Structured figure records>

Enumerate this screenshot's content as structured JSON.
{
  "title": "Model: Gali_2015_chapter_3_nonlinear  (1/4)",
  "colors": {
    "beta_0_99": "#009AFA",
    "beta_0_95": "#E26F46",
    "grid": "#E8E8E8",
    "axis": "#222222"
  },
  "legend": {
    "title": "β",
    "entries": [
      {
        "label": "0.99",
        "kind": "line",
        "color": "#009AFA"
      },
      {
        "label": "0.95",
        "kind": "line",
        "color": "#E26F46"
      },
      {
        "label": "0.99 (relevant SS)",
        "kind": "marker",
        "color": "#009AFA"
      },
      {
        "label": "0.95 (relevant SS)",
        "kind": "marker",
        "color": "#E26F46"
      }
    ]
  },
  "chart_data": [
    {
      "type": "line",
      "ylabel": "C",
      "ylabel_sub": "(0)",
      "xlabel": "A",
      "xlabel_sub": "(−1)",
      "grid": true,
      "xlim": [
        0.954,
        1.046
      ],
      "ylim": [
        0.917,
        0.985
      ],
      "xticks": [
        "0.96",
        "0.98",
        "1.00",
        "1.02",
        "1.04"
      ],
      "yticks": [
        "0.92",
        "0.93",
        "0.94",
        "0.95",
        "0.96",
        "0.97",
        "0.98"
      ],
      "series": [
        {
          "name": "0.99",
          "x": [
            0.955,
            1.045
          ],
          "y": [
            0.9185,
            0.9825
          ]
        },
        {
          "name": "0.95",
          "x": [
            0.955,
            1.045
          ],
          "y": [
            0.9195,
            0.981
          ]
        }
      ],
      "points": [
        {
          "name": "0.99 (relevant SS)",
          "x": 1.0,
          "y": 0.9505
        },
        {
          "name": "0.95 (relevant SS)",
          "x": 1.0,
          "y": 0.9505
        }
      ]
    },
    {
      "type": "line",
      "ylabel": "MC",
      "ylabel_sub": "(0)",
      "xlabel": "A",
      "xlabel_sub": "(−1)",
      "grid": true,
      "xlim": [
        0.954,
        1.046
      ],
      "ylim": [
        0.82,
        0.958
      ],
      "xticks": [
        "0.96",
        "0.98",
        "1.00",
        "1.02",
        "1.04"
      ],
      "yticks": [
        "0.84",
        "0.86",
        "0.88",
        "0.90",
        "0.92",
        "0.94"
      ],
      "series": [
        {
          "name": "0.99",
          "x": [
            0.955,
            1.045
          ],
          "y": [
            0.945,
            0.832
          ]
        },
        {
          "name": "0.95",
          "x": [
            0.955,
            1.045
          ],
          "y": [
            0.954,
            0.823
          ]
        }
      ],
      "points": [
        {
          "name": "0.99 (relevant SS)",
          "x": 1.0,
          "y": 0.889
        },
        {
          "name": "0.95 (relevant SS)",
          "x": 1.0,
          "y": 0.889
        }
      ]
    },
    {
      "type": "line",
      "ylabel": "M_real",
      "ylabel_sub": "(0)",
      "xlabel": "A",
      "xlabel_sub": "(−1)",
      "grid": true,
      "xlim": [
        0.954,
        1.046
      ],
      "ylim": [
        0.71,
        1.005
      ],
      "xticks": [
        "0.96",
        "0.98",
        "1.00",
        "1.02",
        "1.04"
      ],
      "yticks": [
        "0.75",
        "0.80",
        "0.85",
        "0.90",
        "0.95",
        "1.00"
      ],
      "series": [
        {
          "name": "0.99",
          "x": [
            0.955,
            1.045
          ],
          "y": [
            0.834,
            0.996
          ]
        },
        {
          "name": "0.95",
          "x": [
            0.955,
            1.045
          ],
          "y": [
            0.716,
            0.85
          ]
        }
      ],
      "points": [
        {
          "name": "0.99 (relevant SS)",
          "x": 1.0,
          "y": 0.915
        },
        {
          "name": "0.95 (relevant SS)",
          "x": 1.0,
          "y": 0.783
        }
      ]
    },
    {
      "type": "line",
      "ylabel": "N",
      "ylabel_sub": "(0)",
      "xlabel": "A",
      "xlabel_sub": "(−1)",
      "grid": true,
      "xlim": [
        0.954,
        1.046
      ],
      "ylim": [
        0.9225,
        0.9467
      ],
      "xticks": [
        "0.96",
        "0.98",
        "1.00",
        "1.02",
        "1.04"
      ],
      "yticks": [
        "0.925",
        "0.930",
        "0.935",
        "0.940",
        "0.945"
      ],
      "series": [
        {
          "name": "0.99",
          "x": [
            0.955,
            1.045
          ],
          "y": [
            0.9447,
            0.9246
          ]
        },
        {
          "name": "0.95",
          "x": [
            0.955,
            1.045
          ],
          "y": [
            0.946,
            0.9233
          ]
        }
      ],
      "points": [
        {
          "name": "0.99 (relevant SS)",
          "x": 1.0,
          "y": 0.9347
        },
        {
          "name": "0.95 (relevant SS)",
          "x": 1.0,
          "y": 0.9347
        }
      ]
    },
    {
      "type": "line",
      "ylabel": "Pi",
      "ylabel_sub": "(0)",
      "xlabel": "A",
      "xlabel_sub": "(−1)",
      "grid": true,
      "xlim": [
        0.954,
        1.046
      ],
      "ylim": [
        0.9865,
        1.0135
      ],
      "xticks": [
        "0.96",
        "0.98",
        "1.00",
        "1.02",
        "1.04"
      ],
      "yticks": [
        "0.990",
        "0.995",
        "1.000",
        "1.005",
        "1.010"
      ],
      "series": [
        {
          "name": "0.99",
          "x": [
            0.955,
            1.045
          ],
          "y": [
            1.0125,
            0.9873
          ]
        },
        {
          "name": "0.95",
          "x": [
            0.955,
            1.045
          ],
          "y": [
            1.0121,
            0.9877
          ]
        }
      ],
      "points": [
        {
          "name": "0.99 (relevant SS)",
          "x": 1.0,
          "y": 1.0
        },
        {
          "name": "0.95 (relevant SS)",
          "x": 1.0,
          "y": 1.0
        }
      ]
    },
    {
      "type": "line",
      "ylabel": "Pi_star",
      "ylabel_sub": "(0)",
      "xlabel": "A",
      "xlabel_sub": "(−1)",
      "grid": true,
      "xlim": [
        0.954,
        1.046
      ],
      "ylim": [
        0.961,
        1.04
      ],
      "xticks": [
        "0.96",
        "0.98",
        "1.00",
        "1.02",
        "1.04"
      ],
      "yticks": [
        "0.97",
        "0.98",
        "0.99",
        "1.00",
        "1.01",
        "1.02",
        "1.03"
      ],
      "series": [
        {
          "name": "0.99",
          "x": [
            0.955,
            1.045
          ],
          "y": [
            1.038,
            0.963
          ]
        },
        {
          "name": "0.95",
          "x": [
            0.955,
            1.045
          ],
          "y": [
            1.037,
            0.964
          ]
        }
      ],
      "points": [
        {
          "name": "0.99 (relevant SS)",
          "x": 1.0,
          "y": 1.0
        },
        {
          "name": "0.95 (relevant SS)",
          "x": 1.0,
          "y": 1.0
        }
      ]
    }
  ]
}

GIVEN PROBLEM> Which lines hold the word "title"? Return all of them from the records above.

ANSWER TO THE TASK>
  "title": "Model: Gali_2015_chapter_3_nonlinear  (1/4)",
    "title": "β",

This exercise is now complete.